§ **Exercise**: All records below must be retyped exactly.

----- Input for this task

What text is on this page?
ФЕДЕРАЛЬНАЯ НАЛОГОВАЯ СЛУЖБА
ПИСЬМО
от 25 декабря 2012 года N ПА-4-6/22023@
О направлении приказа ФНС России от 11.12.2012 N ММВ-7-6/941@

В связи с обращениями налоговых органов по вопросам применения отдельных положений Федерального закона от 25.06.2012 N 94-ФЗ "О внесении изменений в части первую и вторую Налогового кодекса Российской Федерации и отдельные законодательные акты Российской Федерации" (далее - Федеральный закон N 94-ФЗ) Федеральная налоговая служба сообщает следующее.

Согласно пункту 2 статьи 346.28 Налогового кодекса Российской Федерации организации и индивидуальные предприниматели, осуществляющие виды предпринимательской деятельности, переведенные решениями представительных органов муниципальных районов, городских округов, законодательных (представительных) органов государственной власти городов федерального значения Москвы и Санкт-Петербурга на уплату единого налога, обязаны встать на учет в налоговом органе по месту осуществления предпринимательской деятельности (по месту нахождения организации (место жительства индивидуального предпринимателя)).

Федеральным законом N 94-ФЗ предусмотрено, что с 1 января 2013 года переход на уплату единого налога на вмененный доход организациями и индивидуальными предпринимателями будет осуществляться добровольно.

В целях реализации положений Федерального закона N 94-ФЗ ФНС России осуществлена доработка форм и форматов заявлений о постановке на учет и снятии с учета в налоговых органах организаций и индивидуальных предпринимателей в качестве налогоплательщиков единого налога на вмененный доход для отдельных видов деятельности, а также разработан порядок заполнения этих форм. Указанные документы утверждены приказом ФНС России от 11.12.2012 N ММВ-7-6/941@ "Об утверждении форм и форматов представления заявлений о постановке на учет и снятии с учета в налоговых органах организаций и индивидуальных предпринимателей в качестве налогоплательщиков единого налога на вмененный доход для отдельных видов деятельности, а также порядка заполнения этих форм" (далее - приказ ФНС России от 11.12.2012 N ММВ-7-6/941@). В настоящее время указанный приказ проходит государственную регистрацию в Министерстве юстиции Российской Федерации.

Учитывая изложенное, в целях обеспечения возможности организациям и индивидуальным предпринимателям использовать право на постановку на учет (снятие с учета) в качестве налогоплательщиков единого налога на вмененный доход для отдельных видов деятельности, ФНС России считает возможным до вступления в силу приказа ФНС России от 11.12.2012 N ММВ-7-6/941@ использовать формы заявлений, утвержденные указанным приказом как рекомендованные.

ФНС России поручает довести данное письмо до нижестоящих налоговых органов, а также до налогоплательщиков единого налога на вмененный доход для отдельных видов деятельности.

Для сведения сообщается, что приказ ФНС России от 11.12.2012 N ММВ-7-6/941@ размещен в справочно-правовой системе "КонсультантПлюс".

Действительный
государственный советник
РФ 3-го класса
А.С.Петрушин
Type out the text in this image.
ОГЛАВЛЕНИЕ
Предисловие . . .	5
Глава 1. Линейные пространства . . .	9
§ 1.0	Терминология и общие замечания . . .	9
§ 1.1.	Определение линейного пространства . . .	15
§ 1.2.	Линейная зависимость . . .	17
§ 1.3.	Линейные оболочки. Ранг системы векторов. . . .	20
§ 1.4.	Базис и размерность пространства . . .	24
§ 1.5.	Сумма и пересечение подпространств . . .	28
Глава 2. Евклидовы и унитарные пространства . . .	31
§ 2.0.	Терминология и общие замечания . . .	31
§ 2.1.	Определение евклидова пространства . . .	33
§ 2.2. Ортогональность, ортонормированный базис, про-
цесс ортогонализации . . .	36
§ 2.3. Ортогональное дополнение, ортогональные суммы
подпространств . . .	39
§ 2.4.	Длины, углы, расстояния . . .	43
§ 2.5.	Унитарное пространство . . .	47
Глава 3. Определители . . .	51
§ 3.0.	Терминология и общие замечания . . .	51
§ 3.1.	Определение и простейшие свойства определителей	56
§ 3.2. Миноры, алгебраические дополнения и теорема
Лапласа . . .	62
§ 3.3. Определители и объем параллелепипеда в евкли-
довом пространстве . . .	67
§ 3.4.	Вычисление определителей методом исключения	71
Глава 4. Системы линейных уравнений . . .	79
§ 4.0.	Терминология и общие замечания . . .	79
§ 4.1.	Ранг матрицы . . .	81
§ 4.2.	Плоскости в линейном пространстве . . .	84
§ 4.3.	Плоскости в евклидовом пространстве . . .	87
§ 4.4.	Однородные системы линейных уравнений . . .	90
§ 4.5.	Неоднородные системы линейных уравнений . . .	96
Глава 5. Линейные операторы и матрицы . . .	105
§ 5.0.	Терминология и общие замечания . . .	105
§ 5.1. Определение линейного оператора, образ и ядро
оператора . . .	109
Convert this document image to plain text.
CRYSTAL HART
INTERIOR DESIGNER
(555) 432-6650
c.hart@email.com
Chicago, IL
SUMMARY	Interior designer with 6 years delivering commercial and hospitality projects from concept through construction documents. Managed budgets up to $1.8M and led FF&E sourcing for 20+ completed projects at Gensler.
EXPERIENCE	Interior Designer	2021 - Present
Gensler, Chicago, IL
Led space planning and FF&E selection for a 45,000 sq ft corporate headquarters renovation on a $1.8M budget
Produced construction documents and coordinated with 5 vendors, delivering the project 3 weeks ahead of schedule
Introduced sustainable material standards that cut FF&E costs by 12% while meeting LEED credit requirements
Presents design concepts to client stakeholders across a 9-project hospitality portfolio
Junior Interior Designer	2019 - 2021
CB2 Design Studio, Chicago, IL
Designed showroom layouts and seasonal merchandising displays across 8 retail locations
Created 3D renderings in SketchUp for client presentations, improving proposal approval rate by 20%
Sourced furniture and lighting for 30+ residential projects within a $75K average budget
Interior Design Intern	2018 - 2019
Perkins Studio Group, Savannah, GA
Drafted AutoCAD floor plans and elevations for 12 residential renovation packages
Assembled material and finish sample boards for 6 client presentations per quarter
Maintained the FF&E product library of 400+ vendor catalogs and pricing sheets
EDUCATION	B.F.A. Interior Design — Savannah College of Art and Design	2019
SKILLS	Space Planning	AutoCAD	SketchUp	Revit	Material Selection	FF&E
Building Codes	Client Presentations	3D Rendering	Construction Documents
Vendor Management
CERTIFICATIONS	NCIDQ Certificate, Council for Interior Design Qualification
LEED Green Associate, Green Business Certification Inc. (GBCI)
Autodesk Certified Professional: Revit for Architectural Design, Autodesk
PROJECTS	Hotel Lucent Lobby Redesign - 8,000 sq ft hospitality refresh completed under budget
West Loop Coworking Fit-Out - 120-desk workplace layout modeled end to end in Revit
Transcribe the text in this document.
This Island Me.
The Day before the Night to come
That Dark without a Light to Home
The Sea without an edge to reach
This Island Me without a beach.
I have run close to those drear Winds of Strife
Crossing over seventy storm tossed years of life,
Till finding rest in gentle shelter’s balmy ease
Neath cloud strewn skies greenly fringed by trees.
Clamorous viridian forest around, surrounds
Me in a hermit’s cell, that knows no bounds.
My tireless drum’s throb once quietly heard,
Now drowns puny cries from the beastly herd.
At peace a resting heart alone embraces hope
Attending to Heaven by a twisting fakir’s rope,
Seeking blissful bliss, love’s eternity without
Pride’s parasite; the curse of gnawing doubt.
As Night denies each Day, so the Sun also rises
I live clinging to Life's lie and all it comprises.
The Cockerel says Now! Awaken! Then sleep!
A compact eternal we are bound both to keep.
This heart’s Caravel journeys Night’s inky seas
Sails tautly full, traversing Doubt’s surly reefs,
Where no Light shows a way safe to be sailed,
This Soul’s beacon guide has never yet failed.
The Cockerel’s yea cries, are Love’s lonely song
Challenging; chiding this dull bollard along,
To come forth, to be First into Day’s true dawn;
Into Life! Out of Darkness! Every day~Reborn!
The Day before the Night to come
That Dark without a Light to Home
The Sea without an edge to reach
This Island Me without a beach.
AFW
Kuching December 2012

----------

§ **Exercise output**:
What text is on this page?
ФЕДЕРАЛЬНАЯ НАЛОГОВАЯ СЛУЖБА
ПИСЬМО
от 25 декабря 2012 года N ПА-4-6/22023@
О направлении приказа ФНС России от 11.12.2012 N ММВ-7-6/941@

В связи с обращениями налоговых органов по вопросам применения отдельных положений Федерального закона от 25.06.2012 N 94-ФЗ "О внесении изменений в части первую и вторую Налогового кодекса Российской Федерации и отдельные законодательные акты Российской Федерации" (далее - Федеральный закон N 94-ФЗ) Федеральная налоговая служба сообщает следующее.

Согласно пункту 2 статьи 346.28 Налогового кодекса Российской Федерации организации и индивидуальные предприниматели, осуществляющие виды предпринимательской деятельности, переведенные решениями представительных органов муниципальных районов, городских округов, законодательных (представительных) органов государственной власти городов федерального значения Москвы и Санкт-Петербурга на уплату единого налога, обязаны встать на учет в налоговом органе по месту осуществления предпринимательской деятельности (по месту нахождения организации (место жительства индивидуального предпринимателя)).

Федеральным законом N 94-ФЗ предусмотрено, что с 1 января 2013 года переход на уплату единого налога на вмененный доход организациями и индивидуальными предпринимателями будет осуществляться добровольно.

В целях реализации положений Федерального закона N 94-ФЗ ФНС России осуществлена доработка форм и форматов заявлений о постановке на учет и снятии с учета в налоговых органах организаций и индивидуальных предпринимателей в качестве налогоплательщиков единого налога на вмененный доход для отдельных видов деятельности, а также разработан порядок заполнения этих форм. Указанные документы утверждены приказом ФНС России от 11.12.2012 N ММВ-7-6/941@ "Об утверждении форм и форматов представления заявлений о постановке на учет и снятии с учета в налоговых органах организаций и индивидуальных предпринимателей в качестве налогоплательщиков единого налога на вмененный доход для отдельных видов деятельности, а также порядка заполнения этих форм" (далее - приказ ФНС России от 11.12.2012 N ММВ-7-6/941@). В настоящее время указанный приказ проходит государственную регистрацию в Министерстве юстиции Российской Федерации.

Учитывая изложенное, в целях обеспечения возможности организациям и индивидуальным предпринимателям использовать право на постановку на учет (снятие с учета) в качестве налогоплательщиков единого налога на вмененный доход для отдельных видов деятельности, ФНС России считает возможным до вступления в силу приказа ФНС России от 11.12.2012 N ММВ-7-6/941@ использовать формы заявлений, утвержденные указанным приказом как рекомендованные.

ФНС России поручает довести данное письмо до нижестоящих налоговых органов, а также до налогоплательщиков единого налога на вмененный доход для отдельных видов деятельности.

Для сведения сообщается, что приказ ФНС России от 11.12.2012 N ММВ-7-6/941@ размещен в справочно-правовой системе "КонсультантПлюс".

Действительный
государственный советник
РФ 3-го класса
А.С.Петрушин
Type out the text in this image.
ОГЛАВЛЕНИЕ
Предисловие . . .	5
Глава 1. Линейные пространства . . .	9
§ 1.0	Терминология и общие замечания . . .	9
§ 1.1.	Определение линейного пространства . . .	15
§ 1.2.	Линейная зависимость . . .	17
§ 1.3.	Линейные оболочки. Ранг системы векторов. . . .	20
§ 1.4.	Базис и размерность пространства . . .	24
§ 1.5.	Сумма и пересечение подпространств . . .	28
Глава 2. Евклидовы и унитарные пространства . . .	31
§ 2.0.	Терминология и общие замечания . . .	31
§ 2.1.	Определение евклидова пространства . . .	33
§ 2.2. Ортогональность, ортонормированный базис, про-
цесс ортогонализации . . .	36
§ 2.3. Ортогональное дополнение, ортогональные суммы
подпространств . . .	39
§ 2.4.	Длины, углы, расстояния . . .	43
§ 2.5.	Унитарное пространство . . .	47
Глава 3. Определители . . .	51
§ 3.0.	Терминология и общие замечания . . .	51
§ 3.1.	Определение и простейшие свойства определителей	56
§ 3.2. Миноры, алгебраические дополнения и теорема
Лапласа . . .	62
§ 3.3. Определители и объем параллелепипеда в евкли-
довом пространстве . . .	67
§ 3.4.	Вычисление определителей методом исключения	71
Глава 4. Системы линейных уравнений . . .	79
§ 4.0.	Терминология и общие замечания . . .	79
§ 4.1.	Ранг матрицы . . .	81
§ 4.2.	Плоскости в линейном пространстве . . .	84
§ 4.3.	Плоскости в евклидовом пространстве . . .	87
§ 4.4.	Однородные системы линейных уравнений . . .	90
§ 4.5.	Неоднородные системы линейных уравнений . . .	96
Глава 5. Линейные операторы и матрицы . . .	105
§ 5.0.	Терминология и общие замечания . . .	105
§ 5.1. Определение линейного оператора, образ и ядро
оператора . . .	109
Convert this document image to plain text.
CRYSTAL HART
INTERIOR DESIGNER
(555) 432-6650
c.hart@email.com
Chicago, IL
SUMMARY	Interior designer with 6 years delivering commercial and hospitality projects from concept through construction documents. Managed budgets up to $1.8M and led FF&E sourcing for 20+ completed projects at Gensler.
EXPERIENCE	Interior Designer	2021 - Present
Gensler, Chicago, IL
Led space planning and FF&E selection for a 45,000 sq ft corporate headquarters renovation on a $1.8M budget
Produced construction documents and coordinated with 5 vendors, delivering the project 3 weeks ahead of schedule
Introduced sustainable material standards that cut FF&E costs by 12% while meeting LEED credit requirements
Presents design concepts to client stakeholders across a 9-project hospitality portfolio
Junior Interior Designer	2019 - 2021
CB2 Design Studio, Chicago, IL
Designed showroom layouts and seasonal merchandising displays across 8 retail locations
Created 3D renderings in SketchUp for client presentations, improving proposal approval rate by 20%
Sourced furniture and lighting for 30+ residential projects within a $75K average budget
Interior Design Intern	2018 - 2019
Perkins Studio Group, Savannah, GA
Drafted AutoCAD floor plans and elevations for 12 residential renovation packages
Assembled material and finish sample boards for 6 client presentations per quarter
Maintained the FF&E product library of 400+ vendor catalogs and pricing sheets
EDUCATION	B.F.A. Interior Design — Savannah College of Art and Design	2019
SKILLS	Space Planning	AutoCAD	SketchUp	Revit	Material Selection	FF&E
Building Codes	Client Presentations	3D Rendering	Construction Documents
Vendor Management
CERTIFICATIONS	NCIDQ Certificate, Council for Interior Design Qualification
LEED Green Associate, Green Business Certification Inc. (GBCI)
Autodesk Certified Professional: Revit for Architectural Design, Autodesk
PROJECTS	Hotel Lucent Lobby Redesign - 8,000 sq ft hospitality refresh completed under budget
West Loop Coworking Fit-Out - 120-desk workplace layout modeled end to end in Revit
Transcribe the text in this document.
This Island Me.
The Day before the Night to come
That Dark without a Light to Home
The Sea without an edge to reach
This Island Me without a beach.
I have run close to those drear Winds of Strife
Crossing over seventy storm tossed years of life,
Till finding rest in gentle shelter’s balmy ease
Neath cloud strewn skies greenly fringed by trees.
Clamorous viridian forest around, surrounds
Me in a hermit’s cell, that knows no bounds.
My tireless drum’s throb once quietly heard,
Now drowns puny cries from the beastly herd.
At peace a resting heart alone embraces hope
Attending to Heaven by a twisting fakir’s rope,
Seeking blissful bliss, love’s eternity without
Pride’s parasite; the curse of gnawing doubt.
As Night denies each Day, so the Sun also rises
I live clinging to Life's lie and all it comprises.
The Cockerel says Now! Awaken! Then sleep!
A compact eternal we are bound both to keep.
This heart’s Caravel journeys Night’s inky seas
Sails tautly full, traversing Doubt’s surly reefs,
Where no Light shows a way safe to be sailed,
This Soul’s beacon guide has never yet failed.
The Cockerel’s yea cries, are Love’s lonely song
Challenging; chiding this dull bollard along,
To come forth, to be First into Day’s true dawn;
Into Life! Out of Darkness! Every day~Reborn!
The Day before the Night to come
That Dark without a Light to Home
The Sea without an edge to reach
This Island Me without a beach.
AFW
Kuching December 2012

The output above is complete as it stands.